> **YOUR TASK**:
Search the data for the string "hats" and extract every line where it appears.

> **RECORDS TO PROCESS**:
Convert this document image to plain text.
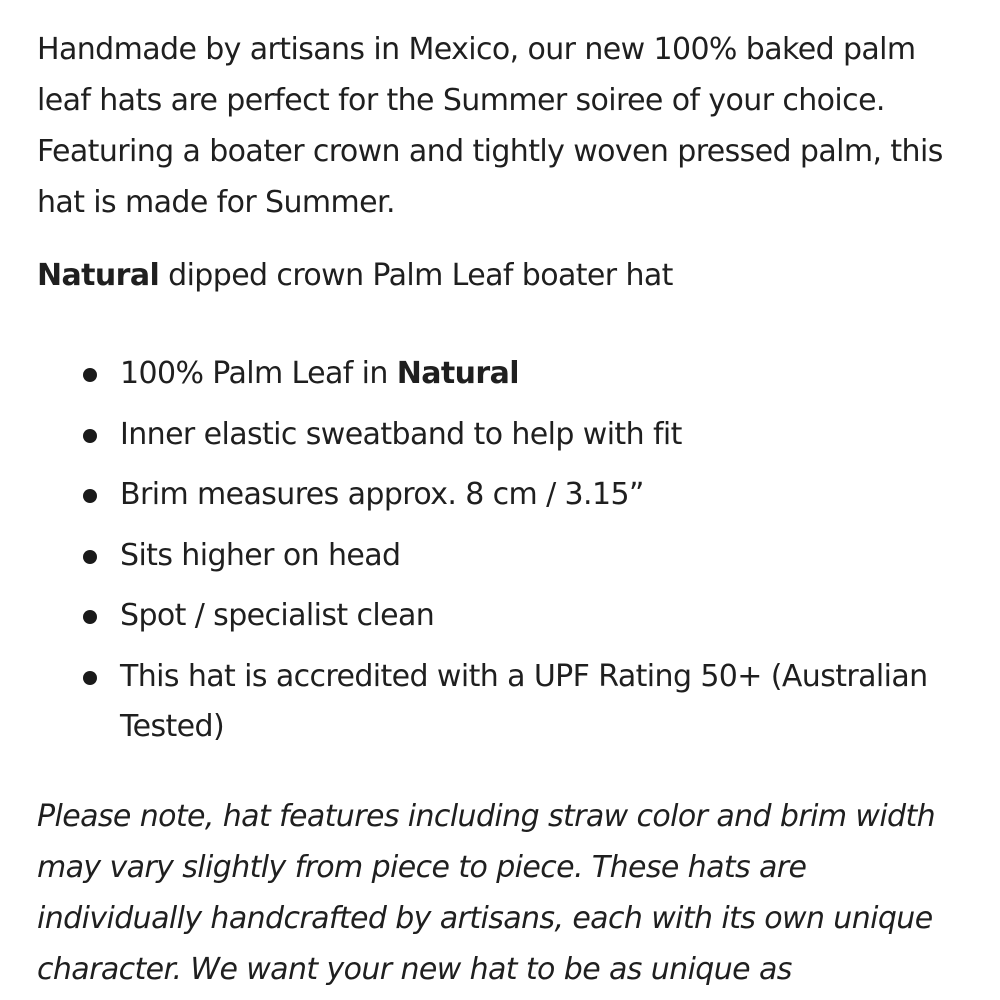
Handmade by artisans in Mexico, our new 100% baked palm leaf hats are perfect for the Summer soiree of your choice. Featuring a boater crown and tightly woven pressed palm, this hat is made for Summer.

Natural dipped crown Palm Leaf boater hat

100% Palm Leaf in Natural
Inner elastic sweatband to help with fit
Brim measures approx. 8 cm / 3.15”
Sits higher on head
Spot / specialist clean
This hat is accredited with a UPF Rating 50+ (Australian Tested)

Please note, hat features including straw color and brim width may vary slightly from piece to piece. These hats are individually handcrafted by artisans, each with its own unique character. We want your new hat to be as unique as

> **THE SOLUTION**:
Handmade by artisans in Mexico, our new 100% baked palm leaf hats are perfect for the Summer soiree of your choice. Featuring a boater crown and tightly woven pressed palm, this hat is made for Summer.
Please note, hat features including straw color and brim width may vary slightly from piece to piece. These hats are individually handcrafted by artisans, each with its own unique character. We want your new hat to be as unique as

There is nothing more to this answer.